====== EXTRAIT ======

Ils nous ont légué :

  • le droit de traiter presque d’égal à égal entre adulte et enfant sans visée éducative ou pédagogique, en dehors du type de rapport habituel entre adultes et enfants.

  • la représentation des enfantillages comme des choses sérieuses, le jeu spontané comme une expression de la condition enfantine parfois même du tragique de sa condition, le dessin comme discours autobiographique.

  • la permission de rencontrer la personne de chaque enfant en deçà de son comportement, de partager son vécu existentiel d’aller le chercher dans ses opinions, croyances, certitudes et doutes, angoisses plus ou moins formulables et peurs plus ou moins enfantines.

  • la possibilité de traiter l’enfant à la fois comme un petit d’homme en cours de construction mais aussi déjà comme un petit homme vivant avec ses moyens d’enfant les problématiques de toute l’humanité : sens de la vie, sens de la mort, destin de l’amour et autres bricoles philosophiques.

====== ENTRÉES FOURNIES ======

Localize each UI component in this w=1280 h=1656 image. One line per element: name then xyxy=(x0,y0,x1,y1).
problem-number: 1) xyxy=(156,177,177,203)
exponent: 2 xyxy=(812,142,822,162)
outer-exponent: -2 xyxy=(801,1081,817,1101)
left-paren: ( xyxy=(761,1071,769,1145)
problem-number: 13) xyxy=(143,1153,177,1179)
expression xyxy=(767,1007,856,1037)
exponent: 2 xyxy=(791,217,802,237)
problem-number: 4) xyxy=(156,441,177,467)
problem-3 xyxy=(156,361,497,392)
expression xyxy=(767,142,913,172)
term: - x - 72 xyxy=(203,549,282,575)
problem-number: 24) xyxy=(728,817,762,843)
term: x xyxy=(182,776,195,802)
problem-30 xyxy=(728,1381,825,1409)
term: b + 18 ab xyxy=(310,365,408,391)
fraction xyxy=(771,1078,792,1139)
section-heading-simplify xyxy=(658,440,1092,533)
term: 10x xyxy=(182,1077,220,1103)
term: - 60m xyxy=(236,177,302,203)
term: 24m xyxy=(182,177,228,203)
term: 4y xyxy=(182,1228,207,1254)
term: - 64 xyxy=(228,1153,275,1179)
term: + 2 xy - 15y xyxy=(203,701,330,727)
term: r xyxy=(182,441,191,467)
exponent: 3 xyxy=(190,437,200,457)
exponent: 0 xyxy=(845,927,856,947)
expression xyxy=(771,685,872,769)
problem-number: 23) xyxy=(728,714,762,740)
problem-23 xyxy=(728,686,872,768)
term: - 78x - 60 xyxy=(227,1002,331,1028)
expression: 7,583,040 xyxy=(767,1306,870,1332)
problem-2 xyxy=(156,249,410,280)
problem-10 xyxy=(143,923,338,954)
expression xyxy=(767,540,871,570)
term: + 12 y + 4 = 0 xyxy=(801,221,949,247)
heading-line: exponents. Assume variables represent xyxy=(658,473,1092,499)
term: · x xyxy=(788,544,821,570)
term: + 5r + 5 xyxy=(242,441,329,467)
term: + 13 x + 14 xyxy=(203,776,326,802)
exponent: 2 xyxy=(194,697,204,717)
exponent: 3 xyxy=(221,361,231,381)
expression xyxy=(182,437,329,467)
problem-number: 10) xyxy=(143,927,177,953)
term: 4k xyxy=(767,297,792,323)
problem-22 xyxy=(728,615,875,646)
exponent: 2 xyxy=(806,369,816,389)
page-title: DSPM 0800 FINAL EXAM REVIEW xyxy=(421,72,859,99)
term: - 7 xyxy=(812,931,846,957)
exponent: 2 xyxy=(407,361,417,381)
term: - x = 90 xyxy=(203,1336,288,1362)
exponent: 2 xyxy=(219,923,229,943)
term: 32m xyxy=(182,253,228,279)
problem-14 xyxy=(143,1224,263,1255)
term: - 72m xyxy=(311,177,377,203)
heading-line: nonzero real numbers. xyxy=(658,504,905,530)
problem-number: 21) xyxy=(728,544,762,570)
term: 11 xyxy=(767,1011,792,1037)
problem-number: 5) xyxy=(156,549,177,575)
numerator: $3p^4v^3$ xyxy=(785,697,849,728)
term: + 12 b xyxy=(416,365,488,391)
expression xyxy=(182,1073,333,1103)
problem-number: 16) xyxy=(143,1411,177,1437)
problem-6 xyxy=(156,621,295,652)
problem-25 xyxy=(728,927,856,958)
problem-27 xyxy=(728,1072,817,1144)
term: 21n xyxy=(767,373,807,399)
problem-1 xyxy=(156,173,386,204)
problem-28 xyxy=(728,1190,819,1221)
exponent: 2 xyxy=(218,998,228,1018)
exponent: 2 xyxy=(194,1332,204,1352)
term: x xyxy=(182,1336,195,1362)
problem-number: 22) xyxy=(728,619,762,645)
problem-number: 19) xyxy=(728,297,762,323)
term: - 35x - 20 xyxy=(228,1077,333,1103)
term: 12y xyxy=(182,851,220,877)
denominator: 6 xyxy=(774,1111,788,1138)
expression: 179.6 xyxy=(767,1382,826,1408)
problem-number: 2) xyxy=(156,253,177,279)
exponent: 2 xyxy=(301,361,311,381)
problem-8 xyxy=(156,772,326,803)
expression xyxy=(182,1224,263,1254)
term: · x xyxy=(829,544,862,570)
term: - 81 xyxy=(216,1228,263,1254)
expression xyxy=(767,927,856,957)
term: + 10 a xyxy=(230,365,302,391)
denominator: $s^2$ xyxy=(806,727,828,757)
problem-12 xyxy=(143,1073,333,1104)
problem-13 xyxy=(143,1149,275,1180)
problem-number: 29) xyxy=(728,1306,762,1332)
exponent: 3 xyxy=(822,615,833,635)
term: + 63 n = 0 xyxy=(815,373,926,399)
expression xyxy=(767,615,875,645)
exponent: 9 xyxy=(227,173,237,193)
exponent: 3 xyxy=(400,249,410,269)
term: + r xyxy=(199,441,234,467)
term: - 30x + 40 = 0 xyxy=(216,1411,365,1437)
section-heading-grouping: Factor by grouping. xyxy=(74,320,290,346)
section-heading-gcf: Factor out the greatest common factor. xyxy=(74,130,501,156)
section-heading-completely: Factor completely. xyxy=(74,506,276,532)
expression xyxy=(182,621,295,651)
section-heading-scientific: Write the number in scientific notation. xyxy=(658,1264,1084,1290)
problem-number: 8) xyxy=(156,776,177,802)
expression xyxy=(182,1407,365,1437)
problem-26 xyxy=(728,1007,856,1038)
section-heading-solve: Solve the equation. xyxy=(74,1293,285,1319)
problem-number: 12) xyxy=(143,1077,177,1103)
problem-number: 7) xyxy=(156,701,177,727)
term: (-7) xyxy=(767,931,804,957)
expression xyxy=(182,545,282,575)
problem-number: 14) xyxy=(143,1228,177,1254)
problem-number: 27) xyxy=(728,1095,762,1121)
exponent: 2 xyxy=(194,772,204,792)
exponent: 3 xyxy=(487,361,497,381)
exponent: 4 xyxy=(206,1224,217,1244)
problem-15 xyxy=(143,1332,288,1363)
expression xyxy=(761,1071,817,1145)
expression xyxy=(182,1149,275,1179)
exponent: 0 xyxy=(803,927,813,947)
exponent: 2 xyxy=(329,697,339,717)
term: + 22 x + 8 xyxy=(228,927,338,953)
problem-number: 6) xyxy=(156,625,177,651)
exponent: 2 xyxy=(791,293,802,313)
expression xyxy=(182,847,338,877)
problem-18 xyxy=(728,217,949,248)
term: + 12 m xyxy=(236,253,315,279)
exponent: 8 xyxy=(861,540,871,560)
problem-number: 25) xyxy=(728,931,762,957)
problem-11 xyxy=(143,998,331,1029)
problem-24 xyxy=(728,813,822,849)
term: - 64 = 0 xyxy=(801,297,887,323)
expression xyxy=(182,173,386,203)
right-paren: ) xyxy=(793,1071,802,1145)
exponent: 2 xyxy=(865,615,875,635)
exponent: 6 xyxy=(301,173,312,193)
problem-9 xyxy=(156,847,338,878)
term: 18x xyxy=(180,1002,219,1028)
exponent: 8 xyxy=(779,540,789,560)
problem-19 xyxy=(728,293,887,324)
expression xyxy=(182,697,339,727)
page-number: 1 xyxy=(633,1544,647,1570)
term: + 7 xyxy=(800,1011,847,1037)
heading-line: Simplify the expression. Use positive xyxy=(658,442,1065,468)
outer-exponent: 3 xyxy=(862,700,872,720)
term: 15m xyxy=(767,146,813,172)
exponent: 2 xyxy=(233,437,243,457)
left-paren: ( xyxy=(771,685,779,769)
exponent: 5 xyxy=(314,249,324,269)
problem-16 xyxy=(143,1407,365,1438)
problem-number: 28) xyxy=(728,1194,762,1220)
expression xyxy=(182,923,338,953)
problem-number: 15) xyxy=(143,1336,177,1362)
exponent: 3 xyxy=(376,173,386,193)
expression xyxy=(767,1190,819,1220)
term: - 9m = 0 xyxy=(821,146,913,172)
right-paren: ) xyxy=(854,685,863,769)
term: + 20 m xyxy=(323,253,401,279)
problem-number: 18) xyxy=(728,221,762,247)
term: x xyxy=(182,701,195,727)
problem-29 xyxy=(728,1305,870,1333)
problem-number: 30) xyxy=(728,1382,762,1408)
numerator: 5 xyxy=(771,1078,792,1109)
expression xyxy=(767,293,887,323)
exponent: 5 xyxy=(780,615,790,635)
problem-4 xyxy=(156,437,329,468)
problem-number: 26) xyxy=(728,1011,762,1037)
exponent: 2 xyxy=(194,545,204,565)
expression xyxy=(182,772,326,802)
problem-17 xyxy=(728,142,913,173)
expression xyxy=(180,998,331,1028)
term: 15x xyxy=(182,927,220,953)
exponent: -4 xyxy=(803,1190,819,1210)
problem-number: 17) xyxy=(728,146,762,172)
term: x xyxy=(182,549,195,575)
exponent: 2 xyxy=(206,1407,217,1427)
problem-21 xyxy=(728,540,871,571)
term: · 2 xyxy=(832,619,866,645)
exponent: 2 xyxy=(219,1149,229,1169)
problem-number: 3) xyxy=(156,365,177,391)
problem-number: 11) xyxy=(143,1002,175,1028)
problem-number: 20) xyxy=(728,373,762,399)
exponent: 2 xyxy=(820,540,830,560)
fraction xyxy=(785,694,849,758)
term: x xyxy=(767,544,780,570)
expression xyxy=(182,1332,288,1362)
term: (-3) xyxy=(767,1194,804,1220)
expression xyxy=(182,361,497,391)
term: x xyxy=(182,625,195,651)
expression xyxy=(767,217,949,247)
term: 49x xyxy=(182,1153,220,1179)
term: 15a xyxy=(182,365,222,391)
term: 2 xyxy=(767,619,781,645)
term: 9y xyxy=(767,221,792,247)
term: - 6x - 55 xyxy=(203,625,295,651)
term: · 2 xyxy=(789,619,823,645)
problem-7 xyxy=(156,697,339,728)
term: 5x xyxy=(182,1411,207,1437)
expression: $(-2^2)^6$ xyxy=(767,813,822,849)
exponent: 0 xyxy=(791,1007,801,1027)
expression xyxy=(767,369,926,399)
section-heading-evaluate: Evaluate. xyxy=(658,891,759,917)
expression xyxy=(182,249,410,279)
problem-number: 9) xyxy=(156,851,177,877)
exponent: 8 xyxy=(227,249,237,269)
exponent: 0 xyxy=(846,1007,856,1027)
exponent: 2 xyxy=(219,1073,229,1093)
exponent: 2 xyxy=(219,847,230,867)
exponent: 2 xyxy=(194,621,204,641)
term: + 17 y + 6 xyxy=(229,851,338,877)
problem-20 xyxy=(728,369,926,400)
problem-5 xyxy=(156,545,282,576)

======

CONSIGNE DONNÉE: Recopiez à l'identique, s'il vous plaît, le passage de l'extrait qui va de « Ils nous ont » jusqu'à « ou moins enfantines. » inclus.

SOLUTION PROPOSÉE:
Ils nous ont légué :

  • le droit de traiter presque d’égal à égal entre adulte et enfant sans visée éducative ou pédagogique, en dehors du type de rapport habituel entre adultes et enfants.

  • la représentation des enfantillages comme des choses sérieuses, le jeu spontané comme une expression de la condition enfantine parfois même du tragique de sa condition, le dessin comme discours autobiographique.

  • la permission de rencontrer la personne de chaque enfant en deçà de son comportement, de partager son vécu existentiel d’aller le chercher dans ses opinions, croyances, certitudes et doutes, angoisses plus ou moins formulables et peurs plus ou moins enfantines.